Directives:
A) Answer these from the passage on the TTP's talks with Pakistan, one answer per line, marked the same way:
(i) How many camps does the TTP appear to have on talking to Pakistan?
(ii) What was Pakistan's last major military operation called?
(iii) Who have been quiet on the military's negotiations with the TTP?
B) Reproduce the passage on the TTP's talks with Pakistan word for word, everything from "A second camp, however, seems" down to "option of violence.".
C) Carry on the passage on the TTP's talks with Pakistan, starting after its final sentence.

Supplied text:
◇ ◇ ◇ ◇ ◇ ◇ ◇
On the other hand, some in the Taliban — in particular, those concerned about ISIS-K as a threat to regime survival — may fear that if the TTP is unable to assert control of the territorial carve out it may get if Pakistan concedes in talks, anti-Taliban armed factions may take root and challenge the Taliban from across the border.

3. TTP Internal Politics

Even though much of the TTP has responded to the Taliban’s insistence on giving negotiations another chance, the TTP is torn on the political implications of talking to Pakistan. There appear to be three camps. The first camp, which is most influential, seems to calculate that the group’s campaign of violence following the Taliban takeover of Afghanistan has achieved a major political end at relatively low cost: Pakistan is close to making major concessions which will boost the political status of the TTP inside Pakistan while granting some territorial control and regional autonomy in the FATA. This faction also sees Pakistan’s release of TTP prisoners and offer of compensation as ultimately strengthening the group.

A second camp, however, seems to worry that no matter what the terms of the settlement are, Pakistan could renege and will retain the power to pull the rug from under their feet once they disarm. This camp remembers the history of deals with Pakistan military, which largely ended up in failures and culminated in major military campaigns. This camp is also unwilling to compromise on the ideological goal of a Shariah-based political order. Some leaders also resent the Taliban for asking them to talk to the Pakistani military and worry about the implications of reducing violence — and fear that Pakistan is likely to offer them less if they foreclose the option of violence.

A third camp, mainly dotted by families and extended tribal networks of refugees linked to TTP rank-and-file who moved to Afghanistan after Pakistan’s last major military operation called Zarb-e-Azb, seems to favor any settlement with Pakistani government that will ensure their swift and safe return to Pakistan from Afghanistan. Many in this camp have suffered from extreme poverty in eastern Afghanistan for several years — and the Taliban’s support remains insufficient for them. Amid Afghanistan’s growing humanitarian crisis, this camp’s access to food and other public goods has decreased.

4. Pakistan’s Domestic Politics

Pakistani politicians have been quiet on the military’s negotiations with the TTP — which is consistent with the longstanding outsourcing of the country’s Afghan policy to the military and intelligence services. Even retired military elites and military-aligned social media, who aggressively shape Pakistani national opinion on key national security and domestic political issues, have been relatively restrained on the talks. But there is unease below the surface. Even within the military there may be some divergence on how to proceed.
◇ ◇ ◇ ◇ ◇ ◇ ◇
Given data:
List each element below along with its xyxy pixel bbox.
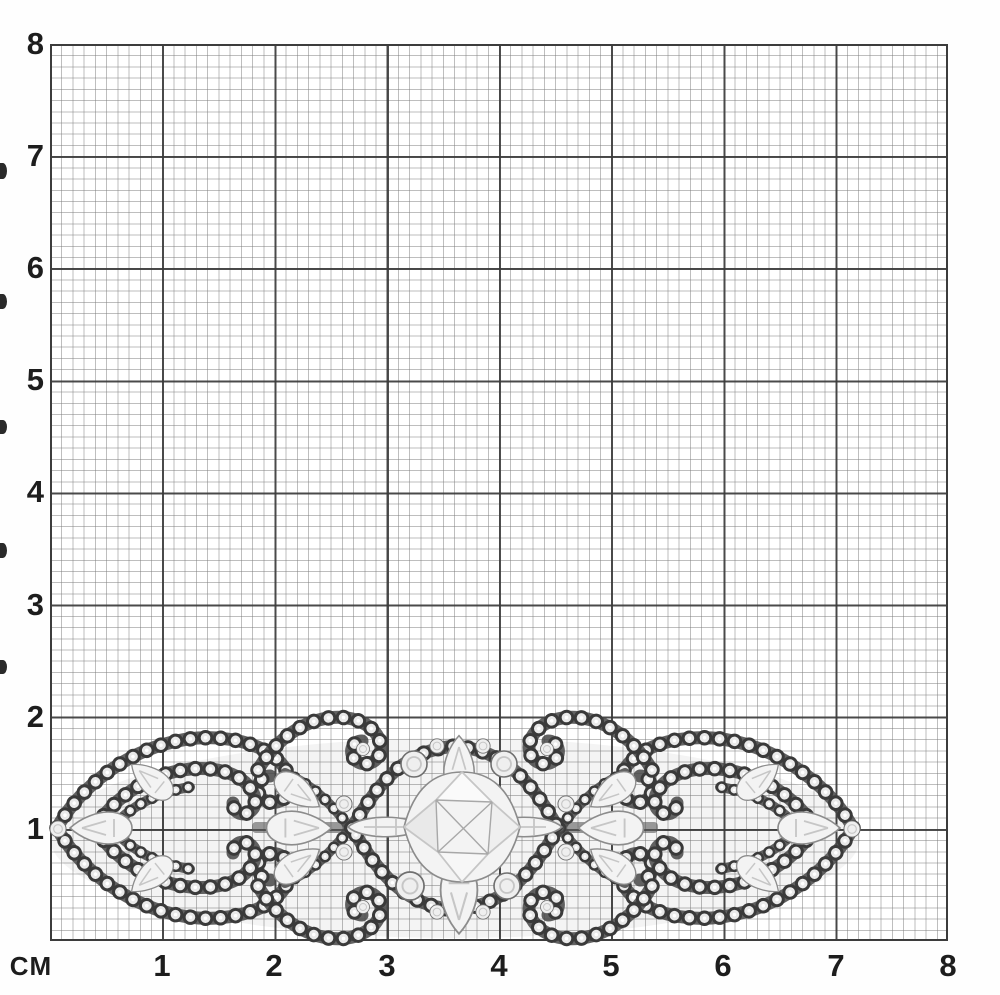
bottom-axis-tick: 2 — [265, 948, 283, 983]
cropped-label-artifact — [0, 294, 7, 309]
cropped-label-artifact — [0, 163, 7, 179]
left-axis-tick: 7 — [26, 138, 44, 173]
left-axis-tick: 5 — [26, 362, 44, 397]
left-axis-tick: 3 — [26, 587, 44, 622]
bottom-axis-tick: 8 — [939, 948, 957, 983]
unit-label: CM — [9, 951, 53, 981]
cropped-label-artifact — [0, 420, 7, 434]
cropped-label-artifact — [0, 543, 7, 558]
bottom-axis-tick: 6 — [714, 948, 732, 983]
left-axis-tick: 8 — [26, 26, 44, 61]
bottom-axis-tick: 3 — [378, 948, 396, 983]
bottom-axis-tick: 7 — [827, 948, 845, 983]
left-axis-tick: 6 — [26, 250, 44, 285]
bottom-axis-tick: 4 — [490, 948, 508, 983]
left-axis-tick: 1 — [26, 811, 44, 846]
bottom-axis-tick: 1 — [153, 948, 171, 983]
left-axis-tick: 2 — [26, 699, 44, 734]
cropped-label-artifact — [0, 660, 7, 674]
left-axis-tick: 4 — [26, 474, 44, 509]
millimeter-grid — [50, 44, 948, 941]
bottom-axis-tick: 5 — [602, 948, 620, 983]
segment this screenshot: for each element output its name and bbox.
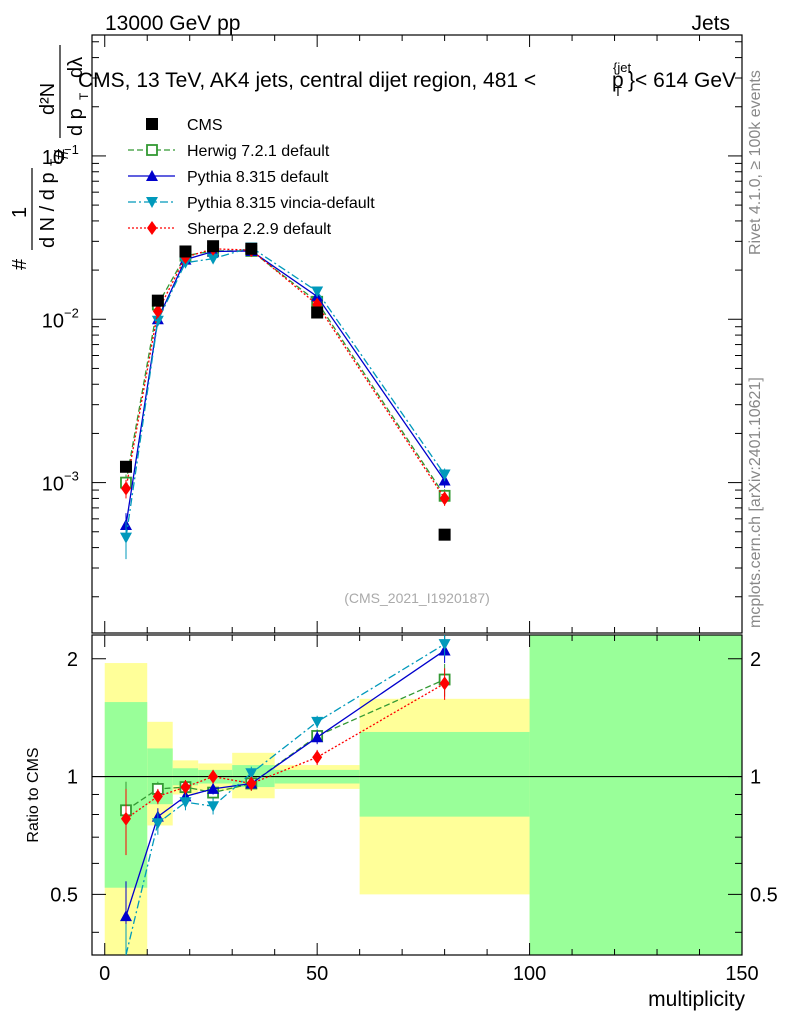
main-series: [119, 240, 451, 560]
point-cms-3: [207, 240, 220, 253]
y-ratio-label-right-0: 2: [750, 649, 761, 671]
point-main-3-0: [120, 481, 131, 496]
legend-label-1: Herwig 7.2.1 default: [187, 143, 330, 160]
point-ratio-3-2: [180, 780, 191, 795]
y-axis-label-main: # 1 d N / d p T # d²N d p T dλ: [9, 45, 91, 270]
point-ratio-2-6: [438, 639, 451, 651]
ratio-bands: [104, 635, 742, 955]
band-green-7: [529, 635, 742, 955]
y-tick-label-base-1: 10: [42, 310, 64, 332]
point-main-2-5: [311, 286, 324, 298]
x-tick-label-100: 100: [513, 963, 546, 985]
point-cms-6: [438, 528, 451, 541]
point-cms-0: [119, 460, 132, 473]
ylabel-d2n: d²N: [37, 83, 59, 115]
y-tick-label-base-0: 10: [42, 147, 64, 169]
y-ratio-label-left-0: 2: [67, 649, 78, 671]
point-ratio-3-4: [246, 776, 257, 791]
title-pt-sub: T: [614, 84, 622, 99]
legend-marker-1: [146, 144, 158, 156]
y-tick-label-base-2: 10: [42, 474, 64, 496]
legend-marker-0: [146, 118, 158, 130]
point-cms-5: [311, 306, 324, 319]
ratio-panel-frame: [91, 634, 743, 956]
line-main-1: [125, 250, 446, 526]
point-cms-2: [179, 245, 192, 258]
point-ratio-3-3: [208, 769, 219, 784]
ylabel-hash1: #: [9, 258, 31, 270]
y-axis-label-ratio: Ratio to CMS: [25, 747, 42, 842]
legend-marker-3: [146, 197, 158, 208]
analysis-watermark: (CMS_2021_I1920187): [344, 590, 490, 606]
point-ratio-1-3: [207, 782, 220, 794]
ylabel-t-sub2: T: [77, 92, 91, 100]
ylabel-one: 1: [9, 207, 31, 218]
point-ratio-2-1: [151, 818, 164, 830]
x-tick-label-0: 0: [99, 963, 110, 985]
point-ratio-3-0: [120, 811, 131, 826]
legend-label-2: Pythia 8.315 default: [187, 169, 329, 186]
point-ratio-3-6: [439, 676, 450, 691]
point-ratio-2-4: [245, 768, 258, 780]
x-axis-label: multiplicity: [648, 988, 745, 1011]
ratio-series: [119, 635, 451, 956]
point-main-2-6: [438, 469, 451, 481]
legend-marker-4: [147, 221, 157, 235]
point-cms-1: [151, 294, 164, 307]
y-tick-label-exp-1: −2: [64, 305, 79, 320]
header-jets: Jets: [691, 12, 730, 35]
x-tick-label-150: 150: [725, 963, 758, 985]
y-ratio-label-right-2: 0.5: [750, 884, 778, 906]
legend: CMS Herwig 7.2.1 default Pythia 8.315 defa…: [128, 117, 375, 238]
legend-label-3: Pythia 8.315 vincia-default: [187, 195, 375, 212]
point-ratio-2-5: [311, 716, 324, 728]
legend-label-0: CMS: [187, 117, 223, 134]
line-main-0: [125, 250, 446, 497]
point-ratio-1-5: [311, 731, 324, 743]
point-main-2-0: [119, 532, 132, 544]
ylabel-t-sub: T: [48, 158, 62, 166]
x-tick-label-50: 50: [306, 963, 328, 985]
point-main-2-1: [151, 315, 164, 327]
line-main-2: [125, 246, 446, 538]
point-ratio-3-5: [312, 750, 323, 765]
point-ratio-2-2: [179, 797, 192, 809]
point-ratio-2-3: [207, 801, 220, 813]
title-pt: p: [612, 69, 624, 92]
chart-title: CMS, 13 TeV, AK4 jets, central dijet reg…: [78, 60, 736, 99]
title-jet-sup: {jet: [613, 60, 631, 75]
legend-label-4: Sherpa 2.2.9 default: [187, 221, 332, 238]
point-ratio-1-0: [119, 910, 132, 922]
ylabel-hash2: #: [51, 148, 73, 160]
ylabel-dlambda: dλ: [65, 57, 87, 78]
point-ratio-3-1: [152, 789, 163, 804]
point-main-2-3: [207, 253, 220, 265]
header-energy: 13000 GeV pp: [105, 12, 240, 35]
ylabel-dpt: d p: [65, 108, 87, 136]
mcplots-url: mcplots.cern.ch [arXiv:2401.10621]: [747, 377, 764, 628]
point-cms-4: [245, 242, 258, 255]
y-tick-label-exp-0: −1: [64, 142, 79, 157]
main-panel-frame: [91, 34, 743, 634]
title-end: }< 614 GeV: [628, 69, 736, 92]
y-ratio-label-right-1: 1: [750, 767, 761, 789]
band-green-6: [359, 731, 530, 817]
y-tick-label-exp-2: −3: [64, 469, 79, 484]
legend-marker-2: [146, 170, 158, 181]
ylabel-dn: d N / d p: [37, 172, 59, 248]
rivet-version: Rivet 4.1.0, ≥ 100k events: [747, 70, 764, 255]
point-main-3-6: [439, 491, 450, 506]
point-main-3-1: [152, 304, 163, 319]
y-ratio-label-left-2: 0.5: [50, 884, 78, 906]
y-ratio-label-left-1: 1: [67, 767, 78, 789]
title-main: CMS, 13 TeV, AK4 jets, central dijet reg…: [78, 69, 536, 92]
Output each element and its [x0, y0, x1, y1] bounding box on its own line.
◇ ◇ ◇ ◇ ◇ ◇ ◇
Outputs in order:
A)
(i) Three.
(ii) Zarb-e-Azb.
(iii) Pakistani politicians.

B)
A second camp, however, seems to worry that no matter what the terms of the settlement are, Pakistan could renege and will retain the power to pull the rug from under their feet once they disarm. This camp remembers the history of deals with Pakistan military, which largely ended up in failures and culminated in major military campaigns. This camp is also unwilling to compromise on the ideological goal of a Shariah-based political order. Some leaders also resent the Taliban for asking them to talk to the Pakistani military and worry about the implications of reducing violence — and fear that Pakistan is likely to offer them less if they foreclose the option of violence.

C)
One source of tension is General Faiz Hamid’s role leading the current round of talks with the TTP. Due to his domestic political role as the chief of the ISI over the last few years and his previous activism being a source of tension between Army Chief Bajwa and former Prime Minister Imran Khan, he is a controversial figure. That he is leading the process as the Peshawar Corps commander is an added wrinkle. Previous attempts at deal-making led by the Peshawar Corps (like the infamous 2004 Shakai agreement) have ended in failure, with the ISI and the military working at cross-purposes. Hamid appears to have the full blessing of Army chief Gen. Qamar Bajwa on the talks but it is unclear the extent to which the current ISI chief Nadeem Anjum will get behind the terms Hamid could settle for.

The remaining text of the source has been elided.